__Problem description__
Scan the listing below and copy every line holding "einem".

__Data to use__
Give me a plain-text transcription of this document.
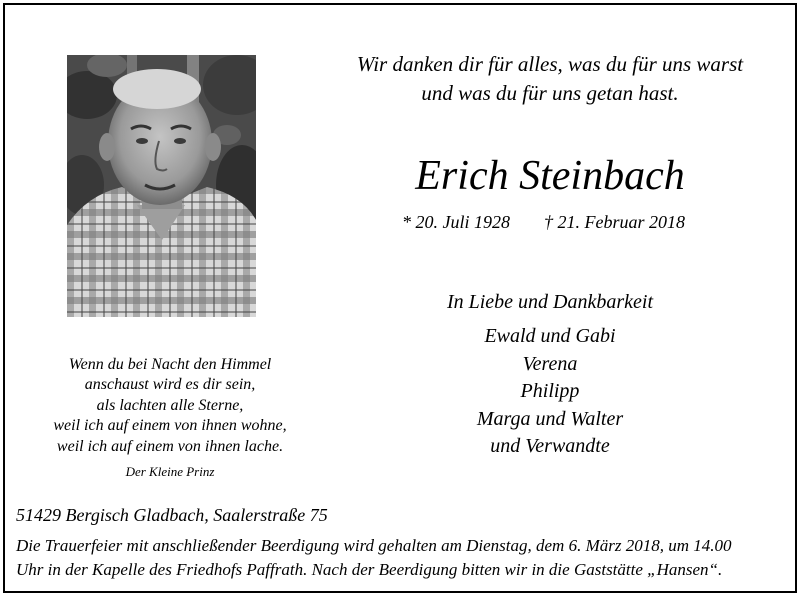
Wir danken dir für alles, was du für uns warst
und was du für uns getan hast.
Erich Steinbach
* 20. Juli 1928 † 21. Februar 2018
In Liebe und Dankbarkeit
Ewald und Gabi
Verena
Philipp
Marga und Walter
und Verwandte
Wenn du bei Nacht den Himmel
anschaust wird es dir sein,
als lachten alle Sterne,
weil ich auf einem von ihnen wohne,
weil ich auf einem von ihnen lache.
Der Kleine Prinz
51429 Bergisch Gladbach, Saalerstraße 75
Die Trauerfeier mit anschließender Beerdigung wird gehalten am Dienstag, dem 6. März 2018, um 14.00
Uhr in der Kapelle des Friedhofs Paffrath. Nach der Beerdigung bitten wir in die Gaststätte „Hansen“.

__The response__
weil ich auf einem von ihnen wohne,
weil ich auf einem von ihnen lache.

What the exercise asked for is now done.